►
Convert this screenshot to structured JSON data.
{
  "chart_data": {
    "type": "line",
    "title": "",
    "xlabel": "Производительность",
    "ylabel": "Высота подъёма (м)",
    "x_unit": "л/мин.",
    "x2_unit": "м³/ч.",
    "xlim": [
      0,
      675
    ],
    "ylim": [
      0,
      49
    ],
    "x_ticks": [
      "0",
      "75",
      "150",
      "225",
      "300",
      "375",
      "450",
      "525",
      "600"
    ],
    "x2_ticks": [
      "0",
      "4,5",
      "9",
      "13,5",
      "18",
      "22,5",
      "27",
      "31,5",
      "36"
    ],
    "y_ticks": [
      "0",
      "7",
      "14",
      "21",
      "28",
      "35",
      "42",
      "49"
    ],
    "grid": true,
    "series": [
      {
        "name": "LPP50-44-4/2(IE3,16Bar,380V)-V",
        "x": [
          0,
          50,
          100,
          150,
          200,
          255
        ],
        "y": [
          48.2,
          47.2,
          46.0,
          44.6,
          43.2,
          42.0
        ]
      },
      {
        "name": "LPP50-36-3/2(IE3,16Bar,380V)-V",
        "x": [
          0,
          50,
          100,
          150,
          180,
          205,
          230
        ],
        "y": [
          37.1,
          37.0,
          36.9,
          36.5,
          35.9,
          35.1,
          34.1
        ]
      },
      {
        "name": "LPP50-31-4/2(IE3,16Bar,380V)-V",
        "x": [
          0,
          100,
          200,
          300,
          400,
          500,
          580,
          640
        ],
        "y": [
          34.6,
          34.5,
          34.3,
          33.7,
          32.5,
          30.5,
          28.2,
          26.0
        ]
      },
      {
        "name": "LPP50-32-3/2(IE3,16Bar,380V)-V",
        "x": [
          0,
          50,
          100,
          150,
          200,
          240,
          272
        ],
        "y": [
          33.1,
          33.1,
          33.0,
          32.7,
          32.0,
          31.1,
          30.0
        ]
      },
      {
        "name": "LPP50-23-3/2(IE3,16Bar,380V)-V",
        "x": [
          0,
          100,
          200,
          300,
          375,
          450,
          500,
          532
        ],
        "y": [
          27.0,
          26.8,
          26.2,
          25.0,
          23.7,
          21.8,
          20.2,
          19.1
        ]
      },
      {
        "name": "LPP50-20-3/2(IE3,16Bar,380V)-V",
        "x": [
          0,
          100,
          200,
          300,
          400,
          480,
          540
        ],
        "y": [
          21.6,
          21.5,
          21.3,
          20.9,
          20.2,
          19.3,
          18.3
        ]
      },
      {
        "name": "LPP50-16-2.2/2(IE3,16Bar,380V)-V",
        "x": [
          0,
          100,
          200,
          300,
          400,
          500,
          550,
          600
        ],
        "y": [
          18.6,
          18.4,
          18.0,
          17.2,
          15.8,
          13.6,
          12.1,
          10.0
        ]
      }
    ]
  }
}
◄
**Exercise instructions**
Pick out the lines that have the word "name". Copy them all.

**Solution**
        "name": "LPP50-44-4/2(IE3,16Bar,380V)-V",
        "name": "LPP50-36-3/2(IE3,16Bar,380V)-V",
        "name": "LPP50-31-4/2(IE3,16Bar,380V)-V",
        "name": "LPP50-32-3/2(IE3,16Bar,380V)-V",
        "name": "LPP50-23-3/2(IE3,16Bar,380V)-V",
        "name": "LPP50-20-3/2(IE3,16Bar,380V)-V",
        "name": "LPP50-16-2.2/2(IE3,16Bar,380V)-V",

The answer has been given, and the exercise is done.